Find the line containing "Extract all readable text from this page.", then output it and every line after it through the end of the listing below, exactly as written.
--- Given data ---
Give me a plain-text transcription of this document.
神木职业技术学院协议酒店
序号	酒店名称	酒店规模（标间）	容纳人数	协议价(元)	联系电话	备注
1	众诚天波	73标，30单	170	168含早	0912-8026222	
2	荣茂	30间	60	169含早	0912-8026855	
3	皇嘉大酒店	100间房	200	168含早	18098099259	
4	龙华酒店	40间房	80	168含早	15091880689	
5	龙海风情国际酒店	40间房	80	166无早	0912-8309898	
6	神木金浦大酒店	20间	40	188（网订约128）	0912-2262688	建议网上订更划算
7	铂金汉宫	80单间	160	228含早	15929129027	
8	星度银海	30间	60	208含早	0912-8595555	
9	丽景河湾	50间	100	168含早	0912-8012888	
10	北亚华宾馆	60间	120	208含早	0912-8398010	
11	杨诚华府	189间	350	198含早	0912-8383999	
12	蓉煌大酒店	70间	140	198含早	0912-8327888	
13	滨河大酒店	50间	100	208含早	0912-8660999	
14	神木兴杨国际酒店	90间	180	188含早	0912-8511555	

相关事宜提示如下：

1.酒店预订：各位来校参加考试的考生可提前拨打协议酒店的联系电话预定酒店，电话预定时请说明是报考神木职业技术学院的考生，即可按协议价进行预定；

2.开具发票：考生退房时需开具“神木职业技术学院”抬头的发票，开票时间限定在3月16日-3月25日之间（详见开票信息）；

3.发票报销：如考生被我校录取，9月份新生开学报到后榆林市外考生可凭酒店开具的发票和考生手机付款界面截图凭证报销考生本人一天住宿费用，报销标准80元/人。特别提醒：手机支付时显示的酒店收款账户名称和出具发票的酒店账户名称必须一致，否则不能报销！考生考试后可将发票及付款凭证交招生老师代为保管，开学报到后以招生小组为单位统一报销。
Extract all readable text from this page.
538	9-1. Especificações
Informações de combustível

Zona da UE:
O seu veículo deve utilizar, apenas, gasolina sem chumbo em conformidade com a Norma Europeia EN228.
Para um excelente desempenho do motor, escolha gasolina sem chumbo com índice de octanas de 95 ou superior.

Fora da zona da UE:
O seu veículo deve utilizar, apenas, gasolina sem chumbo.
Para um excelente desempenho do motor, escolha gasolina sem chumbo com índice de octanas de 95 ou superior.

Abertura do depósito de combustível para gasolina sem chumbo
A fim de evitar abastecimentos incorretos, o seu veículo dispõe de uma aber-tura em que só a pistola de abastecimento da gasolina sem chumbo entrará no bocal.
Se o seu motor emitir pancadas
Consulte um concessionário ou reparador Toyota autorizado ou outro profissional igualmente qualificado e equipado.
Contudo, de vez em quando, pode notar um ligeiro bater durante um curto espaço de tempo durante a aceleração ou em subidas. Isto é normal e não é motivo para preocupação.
---
* Task answer:
Extract all readable text from this page.
538	9-1. Especificações
Informações de combustível

Zona da UE:
O seu veículo deve utilizar, apenas, gasolina sem chumbo em conformidade com a Norma Europeia EN228.
Para um excelente desempenho do motor, escolha gasolina sem chumbo com índice de octanas de 95 ou superior.

Fora da zona da UE:
O seu veículo deve utilizar, apenas, gasolina sem chumbo.
Para um excelente desempenho do motor, escolha gasolina sem chumbo com índice de octanas de 95 ou superior.

Abertura do depósito de combustível para gasolina sem chumbo
A fim de evitar abastecimentos incorretos, o seu veículo dispõe de uma aber-tura em que só a pistola de abastecimento da gasolina sem chumbo entrará no bocal.
Se o seu motor emitir pancadas
Consulte um concessionário ou reparador Toyota autorizado ou outro profissional igualmente qualificado e equipado.
Contudo, de vez em quando, pode notar um ligeiro bater durante um curto espaço de tempo durante a aceleração ou em subidas. Isto é normal e não é motivo para preocupação.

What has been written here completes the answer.